▶ _Directions_
Strip the pictures and reproduce the rest of the listing exactly.

▶ _Data for this task_
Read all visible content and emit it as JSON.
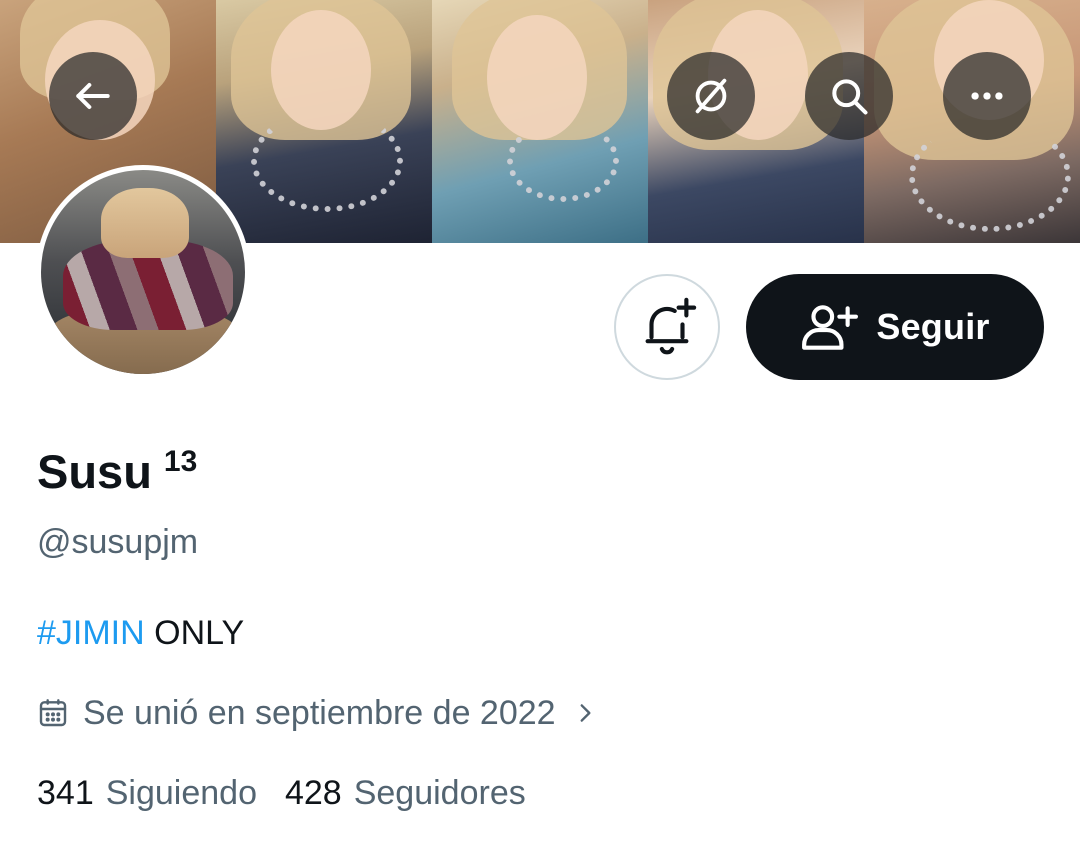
{
  "header": {
    "back_icon": "arrow-left-icon",
    "unlink_icon": "link-off-icon",
    "search_icon": "search-icon",
    "more_icon": "more-horizontal-icon"
  },
  "profile": {
    "name": "Susu",
    "name_superscript": "13",
    "handle": "@susupjm",
    "bio_hashtag": "#JIMIN",
    "bio_rest": " ONLY",
    "joined": "Se unió en septiembre de 2022",
    "following_count": "341",
    "following_label": "Siguiendo",
    "followers_count": "428",
    "followers_label": "Seguidores"
  },
  "actions": {
    "notify_icon": "bell-plus-icon",
    "follow_label": "Seguir"
  },
  "colors": {
    "accent": "#1d9bf0",
    "text": "#0f1419",
    "secondary": "#536471",
    "button_bg": "#0f1419"
  }
}
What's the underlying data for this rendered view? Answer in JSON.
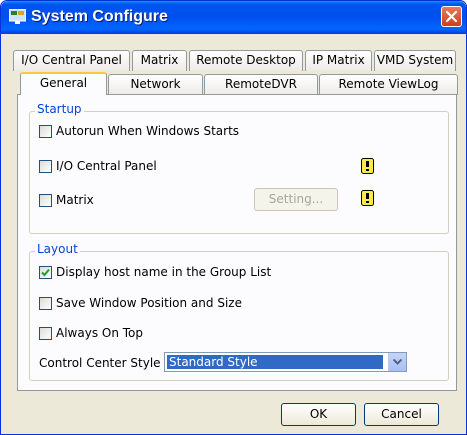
{
  "window": {
    "title": "System Configure",
    "accent": "#0053ee",
    "close_color": "#d6391a"
  },
  "tabs_back": [
    "I/O Central Panel",
    "Matrix",
    "Remote Desktop",
    "IP Matrix",
    "VMD System"
  ],
  "tabs_front": [
    "General",
    "Network",
    "RemoteDVR",
    "Remote ViewLog"
  ],
  "active_tab": "General",
  "startup": {
    "label": "Startup",
    "autorun": {
      "label": "Autorun When Windows Starts",
      "checked": false
    },
    "io_panel": {
      "label": "I/O Central Panel",
      "checked": false,
      "icon": "warning-icon"
    },
    "matrix": {
      "label": "Matrix",
      "checked": false,
      "icon": "warning-icon"
    },
    "setting_button": "Setting..."
  },
  "layout": {
    "label": "Layout",
    "display_host": {
      "label": "Display host name in the Group List",
      "checked": true
    },
    "save_window": {
      "label": "Save Window Position and Size",
      "checked": false
    },
    "always_on_top": {
      "label": "Always On Top",
      "checked": false
    },
    "control_center_label": "Control Center Style",
    "control_center_value": "Standard Style"
  },
  "buttons": {
    "ok": "OK",
    "cancel": "Cancel"
  }
}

▶ _Answer to this task_
Read all visible content and emit it as JSON.
{
  "header": {
    "back_icon": "arrow-left-icon",
    "unlink_icon": "link-off-icon",
    "search_icon": "search-icon",
    "more_icon": "more-horizontal-icon"
  },
  "profile": {
    "name": "Susu",
    "name_superscript": "13",
    "handle": "@susupjm",
    "bio_hashtag": "#JIMIN",
    "bio_rest": " ONLY",
    "joined": "Se unió en septiembre de 2022",
    "following_count": "341",
    "following_label": "Siguiendo",
    "followers_count": "428",
    "followers_label": "Seguidores"
  },
  "actions": {
    "notify_icon": "bell-plus-icon",
    "follow_label": "Seguir"
  },
  "colors": {
    "accent": "#1d9bf0",
    "text": "#0f1419",
    "secondary": "#536471",
    "button_bg": "#0f1419"
  }
}
What's the underlying data for this rendered view? Answer in JSON.
{
  "window": {
    "title": "System Configure",
    "accent": "#0053ee",
    "close_color": "#d6391a"
  },
  "tabs_back": [
    "I/O Central Panel",
    "Matrix",
    "Remote Desktop",
    "IP Matrix",
    "VMD System"
  ],
  "tabs_front": [
    "General",
    "Network",
    "RemoteDVR",
    "Remote ViewLog"
  ],
  "active_tab": "General",
  "startup": {
    "label": "Startup",
    "autorun": {
      "label": "Autorun When Windows Starts",
      "checked": false
    },
    "io_panel": {
      "label": "I/O Central Panel",
      "checked": false,
      "icon": "warning-icon"
    },
    "matrix": {
      "label": "Matrix",
      "checked": false,
      "icon": "warning-icon"
    },
    "setting_button": "Setting..."
  },
  "layout": {
    "label": "Layout",
    "display_host": {
      "label": "Display host name in the Group List",
      "checked": true
    },
    "save_window": {
      "label": "Save Window Position and Size",
      "checked": false
    },
    "always_on_top": {
      "label": "Always On Top",
      "checked": false
    },
    "control_center_label": "Control Center Style",
    "control_center_value": "Standard Style"
  },
  "buttons": {
    "ok": "OK",
    "cancel": "Cancel"
  }
}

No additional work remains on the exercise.